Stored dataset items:
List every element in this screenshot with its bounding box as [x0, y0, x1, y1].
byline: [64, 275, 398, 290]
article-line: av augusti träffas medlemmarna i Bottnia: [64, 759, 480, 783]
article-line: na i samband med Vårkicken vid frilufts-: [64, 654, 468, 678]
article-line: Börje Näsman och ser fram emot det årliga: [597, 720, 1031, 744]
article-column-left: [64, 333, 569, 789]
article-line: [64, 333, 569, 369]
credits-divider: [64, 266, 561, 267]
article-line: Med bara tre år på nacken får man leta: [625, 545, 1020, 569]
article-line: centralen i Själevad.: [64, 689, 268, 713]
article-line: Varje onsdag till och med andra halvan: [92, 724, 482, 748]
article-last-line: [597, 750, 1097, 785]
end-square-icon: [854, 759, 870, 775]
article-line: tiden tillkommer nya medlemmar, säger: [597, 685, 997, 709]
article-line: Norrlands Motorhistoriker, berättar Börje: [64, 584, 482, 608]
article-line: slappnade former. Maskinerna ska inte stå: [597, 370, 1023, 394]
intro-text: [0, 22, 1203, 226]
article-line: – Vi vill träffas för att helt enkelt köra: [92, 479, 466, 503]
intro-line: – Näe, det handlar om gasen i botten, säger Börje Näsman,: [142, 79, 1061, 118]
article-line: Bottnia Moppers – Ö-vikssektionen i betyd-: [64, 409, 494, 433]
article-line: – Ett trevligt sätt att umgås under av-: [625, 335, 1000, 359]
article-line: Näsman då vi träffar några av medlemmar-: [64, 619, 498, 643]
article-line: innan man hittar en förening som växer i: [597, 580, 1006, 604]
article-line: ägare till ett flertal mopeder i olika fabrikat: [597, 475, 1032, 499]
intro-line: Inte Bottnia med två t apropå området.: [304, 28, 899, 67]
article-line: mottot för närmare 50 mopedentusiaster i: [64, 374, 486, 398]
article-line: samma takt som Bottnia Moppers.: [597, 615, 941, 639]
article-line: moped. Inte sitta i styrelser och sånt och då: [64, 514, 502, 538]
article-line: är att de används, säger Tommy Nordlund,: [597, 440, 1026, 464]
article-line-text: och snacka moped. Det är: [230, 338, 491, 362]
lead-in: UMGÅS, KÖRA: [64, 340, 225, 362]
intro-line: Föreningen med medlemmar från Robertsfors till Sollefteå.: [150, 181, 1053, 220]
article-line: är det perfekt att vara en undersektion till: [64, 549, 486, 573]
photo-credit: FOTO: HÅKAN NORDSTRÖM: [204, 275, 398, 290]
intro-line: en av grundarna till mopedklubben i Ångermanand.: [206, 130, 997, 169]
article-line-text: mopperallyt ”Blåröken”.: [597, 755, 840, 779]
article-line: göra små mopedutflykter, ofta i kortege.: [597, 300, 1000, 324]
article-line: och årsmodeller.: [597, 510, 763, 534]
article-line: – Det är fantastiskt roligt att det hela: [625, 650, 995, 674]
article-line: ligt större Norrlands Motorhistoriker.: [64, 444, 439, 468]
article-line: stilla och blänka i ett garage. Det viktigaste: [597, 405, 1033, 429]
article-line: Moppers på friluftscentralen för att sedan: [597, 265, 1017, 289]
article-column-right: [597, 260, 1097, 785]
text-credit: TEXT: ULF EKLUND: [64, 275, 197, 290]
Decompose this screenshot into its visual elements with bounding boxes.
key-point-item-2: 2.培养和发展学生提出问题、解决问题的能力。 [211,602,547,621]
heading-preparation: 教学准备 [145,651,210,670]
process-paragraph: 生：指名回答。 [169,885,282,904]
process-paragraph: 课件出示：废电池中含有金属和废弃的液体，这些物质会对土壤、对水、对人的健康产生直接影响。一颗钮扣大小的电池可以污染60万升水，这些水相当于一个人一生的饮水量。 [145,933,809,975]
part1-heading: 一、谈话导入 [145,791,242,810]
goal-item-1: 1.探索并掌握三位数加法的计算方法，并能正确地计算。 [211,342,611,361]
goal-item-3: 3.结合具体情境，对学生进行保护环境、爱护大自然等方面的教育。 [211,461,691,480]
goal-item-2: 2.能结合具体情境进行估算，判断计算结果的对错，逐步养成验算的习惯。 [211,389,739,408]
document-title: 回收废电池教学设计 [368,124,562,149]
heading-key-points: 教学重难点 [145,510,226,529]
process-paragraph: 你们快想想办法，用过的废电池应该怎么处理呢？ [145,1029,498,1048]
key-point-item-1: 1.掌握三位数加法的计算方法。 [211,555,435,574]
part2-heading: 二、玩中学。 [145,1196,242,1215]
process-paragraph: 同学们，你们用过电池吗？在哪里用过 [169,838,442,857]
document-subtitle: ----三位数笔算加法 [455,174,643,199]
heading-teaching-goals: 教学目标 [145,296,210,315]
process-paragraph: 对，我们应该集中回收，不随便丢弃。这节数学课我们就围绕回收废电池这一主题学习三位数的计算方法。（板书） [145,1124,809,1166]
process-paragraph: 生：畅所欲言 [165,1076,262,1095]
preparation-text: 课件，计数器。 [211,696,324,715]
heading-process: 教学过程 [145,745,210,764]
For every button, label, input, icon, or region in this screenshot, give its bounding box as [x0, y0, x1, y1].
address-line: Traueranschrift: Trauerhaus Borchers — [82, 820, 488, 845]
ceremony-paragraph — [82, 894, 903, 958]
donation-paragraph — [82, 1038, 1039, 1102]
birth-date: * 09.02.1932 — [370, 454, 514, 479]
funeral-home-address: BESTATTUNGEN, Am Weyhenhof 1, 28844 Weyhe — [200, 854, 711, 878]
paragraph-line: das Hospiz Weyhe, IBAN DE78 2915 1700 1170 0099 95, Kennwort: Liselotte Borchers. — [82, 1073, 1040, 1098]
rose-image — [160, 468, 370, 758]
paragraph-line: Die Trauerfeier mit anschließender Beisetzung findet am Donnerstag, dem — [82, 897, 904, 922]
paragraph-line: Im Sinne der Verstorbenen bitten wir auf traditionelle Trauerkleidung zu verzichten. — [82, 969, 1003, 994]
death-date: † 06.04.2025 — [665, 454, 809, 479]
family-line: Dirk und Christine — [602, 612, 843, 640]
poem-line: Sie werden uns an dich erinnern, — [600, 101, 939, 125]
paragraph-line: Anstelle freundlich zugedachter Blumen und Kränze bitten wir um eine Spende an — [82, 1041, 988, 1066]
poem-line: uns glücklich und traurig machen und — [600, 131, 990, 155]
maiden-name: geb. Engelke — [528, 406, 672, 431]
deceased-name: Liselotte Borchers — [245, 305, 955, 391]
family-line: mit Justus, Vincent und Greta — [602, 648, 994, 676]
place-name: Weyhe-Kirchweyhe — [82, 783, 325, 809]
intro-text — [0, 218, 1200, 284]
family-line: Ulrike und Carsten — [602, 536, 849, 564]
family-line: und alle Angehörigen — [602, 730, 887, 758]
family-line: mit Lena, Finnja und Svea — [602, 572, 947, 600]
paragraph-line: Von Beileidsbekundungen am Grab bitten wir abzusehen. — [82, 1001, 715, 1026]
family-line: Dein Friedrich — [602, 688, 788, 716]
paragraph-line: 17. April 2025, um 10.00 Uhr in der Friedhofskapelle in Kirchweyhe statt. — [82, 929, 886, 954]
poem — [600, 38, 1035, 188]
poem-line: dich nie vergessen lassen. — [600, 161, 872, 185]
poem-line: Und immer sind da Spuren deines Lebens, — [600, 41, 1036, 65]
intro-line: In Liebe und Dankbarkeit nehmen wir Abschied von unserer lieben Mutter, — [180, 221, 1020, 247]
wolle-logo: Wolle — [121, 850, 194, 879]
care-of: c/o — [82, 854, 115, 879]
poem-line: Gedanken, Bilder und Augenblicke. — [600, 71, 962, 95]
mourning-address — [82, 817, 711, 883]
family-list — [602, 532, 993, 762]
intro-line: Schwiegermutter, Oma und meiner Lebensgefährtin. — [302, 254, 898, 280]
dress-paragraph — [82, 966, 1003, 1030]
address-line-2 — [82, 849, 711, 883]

_Stated exercise_
Update everything from the start of the rows down to the row containing "end-square-icon: [854, 759, 870, 775]" by changing "article-line" to "text-line" wherever it appears, leaving all else as it is. Give back only those rows.

_Complete response_
List every element in this screenshot with its bounding box as [x0, y0, x1, y1].
byline: [64, 275, 398, 290]
text-line: av augusti träffas medlemmarna i Bottnia: [64, 759, 480, 783]
text-line: na i samband med Vårkicken vid frilufts-: [64, 654, 468, 678]
text-line: Börje Näsman och ser fram emot det årliga: [597, 720, 1031, 744]
article-column-left: [64, 333, 569, 789]
text-line: [64, 333, 569, 369]
credits-divider: [64, 266, 561, 267]
text-line: Med bara tre år på nacken får man leta: [625, 545, 1020, 569]
text-line: centralen i Själevad.: [64, 689, 268, 713]
text-line: Varje onsdag till och med andra halvan: [92, 724, 482, 748]
article-last-line: [597, 750, 1097, 785]
end-square-icon: [854, 759, 870, 775]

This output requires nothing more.